■ **JOB**
Go through the entries below and count the lines holding the word "init". Reply with only the number, please.

■ **EXCERPTED DATA**
——

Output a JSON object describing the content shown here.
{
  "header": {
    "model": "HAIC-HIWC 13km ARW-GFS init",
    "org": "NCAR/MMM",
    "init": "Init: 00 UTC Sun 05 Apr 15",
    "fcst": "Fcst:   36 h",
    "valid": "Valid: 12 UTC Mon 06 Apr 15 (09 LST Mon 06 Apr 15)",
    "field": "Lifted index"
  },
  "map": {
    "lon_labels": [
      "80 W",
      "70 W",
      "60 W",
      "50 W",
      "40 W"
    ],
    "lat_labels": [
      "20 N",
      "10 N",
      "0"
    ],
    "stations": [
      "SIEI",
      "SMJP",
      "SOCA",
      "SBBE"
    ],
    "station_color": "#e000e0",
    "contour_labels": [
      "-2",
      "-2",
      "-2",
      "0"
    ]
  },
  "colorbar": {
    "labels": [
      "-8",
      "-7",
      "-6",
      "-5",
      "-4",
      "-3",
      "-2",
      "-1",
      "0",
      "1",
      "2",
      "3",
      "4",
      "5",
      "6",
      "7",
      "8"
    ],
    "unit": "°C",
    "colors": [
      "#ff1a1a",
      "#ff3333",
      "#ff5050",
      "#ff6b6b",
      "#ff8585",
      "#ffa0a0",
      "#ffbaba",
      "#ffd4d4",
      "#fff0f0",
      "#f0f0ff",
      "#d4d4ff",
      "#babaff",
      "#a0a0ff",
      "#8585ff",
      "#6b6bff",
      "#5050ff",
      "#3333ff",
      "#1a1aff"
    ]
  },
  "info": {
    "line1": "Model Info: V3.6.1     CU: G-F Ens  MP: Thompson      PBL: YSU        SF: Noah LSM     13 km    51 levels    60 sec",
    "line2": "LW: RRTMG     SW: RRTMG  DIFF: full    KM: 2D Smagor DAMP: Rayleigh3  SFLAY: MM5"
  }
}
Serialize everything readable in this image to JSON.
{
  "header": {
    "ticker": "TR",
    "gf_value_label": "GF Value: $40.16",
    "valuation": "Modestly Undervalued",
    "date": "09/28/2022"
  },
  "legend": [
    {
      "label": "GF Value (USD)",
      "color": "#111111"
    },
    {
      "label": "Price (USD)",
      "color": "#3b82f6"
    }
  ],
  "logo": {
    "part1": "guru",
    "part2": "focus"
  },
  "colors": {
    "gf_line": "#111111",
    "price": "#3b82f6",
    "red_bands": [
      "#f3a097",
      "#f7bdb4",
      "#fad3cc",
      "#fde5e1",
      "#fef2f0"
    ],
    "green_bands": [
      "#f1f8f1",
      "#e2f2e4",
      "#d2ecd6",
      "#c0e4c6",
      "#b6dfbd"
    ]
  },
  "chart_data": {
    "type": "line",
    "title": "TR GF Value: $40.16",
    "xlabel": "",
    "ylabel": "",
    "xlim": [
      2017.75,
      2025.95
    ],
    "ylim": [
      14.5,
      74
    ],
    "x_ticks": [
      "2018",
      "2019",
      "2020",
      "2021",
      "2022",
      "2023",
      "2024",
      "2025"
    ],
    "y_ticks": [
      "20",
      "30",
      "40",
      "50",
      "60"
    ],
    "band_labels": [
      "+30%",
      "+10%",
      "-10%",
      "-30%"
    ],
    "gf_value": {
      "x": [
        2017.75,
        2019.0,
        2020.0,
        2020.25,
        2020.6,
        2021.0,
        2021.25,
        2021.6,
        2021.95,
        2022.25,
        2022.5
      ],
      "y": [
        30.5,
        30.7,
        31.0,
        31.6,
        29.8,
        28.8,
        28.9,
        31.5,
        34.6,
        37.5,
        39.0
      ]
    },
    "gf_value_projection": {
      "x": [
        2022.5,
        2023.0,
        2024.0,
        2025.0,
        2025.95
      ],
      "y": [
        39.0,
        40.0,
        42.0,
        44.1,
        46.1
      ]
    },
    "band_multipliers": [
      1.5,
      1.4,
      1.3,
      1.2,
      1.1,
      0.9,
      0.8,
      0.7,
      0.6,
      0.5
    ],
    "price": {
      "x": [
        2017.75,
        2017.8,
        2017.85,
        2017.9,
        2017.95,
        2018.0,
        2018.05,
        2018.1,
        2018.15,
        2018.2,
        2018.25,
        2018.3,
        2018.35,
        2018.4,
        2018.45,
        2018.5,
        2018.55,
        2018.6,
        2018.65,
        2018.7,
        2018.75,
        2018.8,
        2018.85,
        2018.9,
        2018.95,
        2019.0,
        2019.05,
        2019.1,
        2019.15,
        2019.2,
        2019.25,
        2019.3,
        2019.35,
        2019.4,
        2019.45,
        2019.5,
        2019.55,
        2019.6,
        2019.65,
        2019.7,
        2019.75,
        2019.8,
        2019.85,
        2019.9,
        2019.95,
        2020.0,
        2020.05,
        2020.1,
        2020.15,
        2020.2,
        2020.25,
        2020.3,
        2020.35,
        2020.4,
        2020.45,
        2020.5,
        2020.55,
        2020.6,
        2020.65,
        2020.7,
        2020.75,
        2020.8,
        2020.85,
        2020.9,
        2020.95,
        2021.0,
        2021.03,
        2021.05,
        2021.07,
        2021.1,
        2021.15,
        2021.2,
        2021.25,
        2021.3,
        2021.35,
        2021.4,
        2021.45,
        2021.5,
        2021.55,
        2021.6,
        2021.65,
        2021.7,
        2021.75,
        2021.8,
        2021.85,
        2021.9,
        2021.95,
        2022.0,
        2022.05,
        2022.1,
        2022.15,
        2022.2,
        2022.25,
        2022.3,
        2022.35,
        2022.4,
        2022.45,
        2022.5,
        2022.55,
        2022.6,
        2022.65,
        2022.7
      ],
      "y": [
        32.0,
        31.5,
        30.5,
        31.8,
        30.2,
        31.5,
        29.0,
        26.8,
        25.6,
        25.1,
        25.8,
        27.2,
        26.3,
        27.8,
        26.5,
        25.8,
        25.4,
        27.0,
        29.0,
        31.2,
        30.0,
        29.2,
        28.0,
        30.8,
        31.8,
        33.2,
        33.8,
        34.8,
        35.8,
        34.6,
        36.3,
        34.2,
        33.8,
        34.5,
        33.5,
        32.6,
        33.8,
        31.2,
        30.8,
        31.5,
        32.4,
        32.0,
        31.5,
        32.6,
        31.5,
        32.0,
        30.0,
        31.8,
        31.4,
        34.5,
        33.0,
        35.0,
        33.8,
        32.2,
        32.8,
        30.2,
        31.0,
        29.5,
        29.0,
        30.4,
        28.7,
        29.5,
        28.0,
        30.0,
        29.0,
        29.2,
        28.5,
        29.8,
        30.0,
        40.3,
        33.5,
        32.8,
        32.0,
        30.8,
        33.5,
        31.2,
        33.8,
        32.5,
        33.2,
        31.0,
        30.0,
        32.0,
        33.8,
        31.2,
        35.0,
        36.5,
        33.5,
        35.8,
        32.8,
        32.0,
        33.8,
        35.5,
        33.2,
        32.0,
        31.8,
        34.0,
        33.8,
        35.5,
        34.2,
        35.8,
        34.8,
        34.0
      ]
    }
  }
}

——

■ **TASK RESULT**
2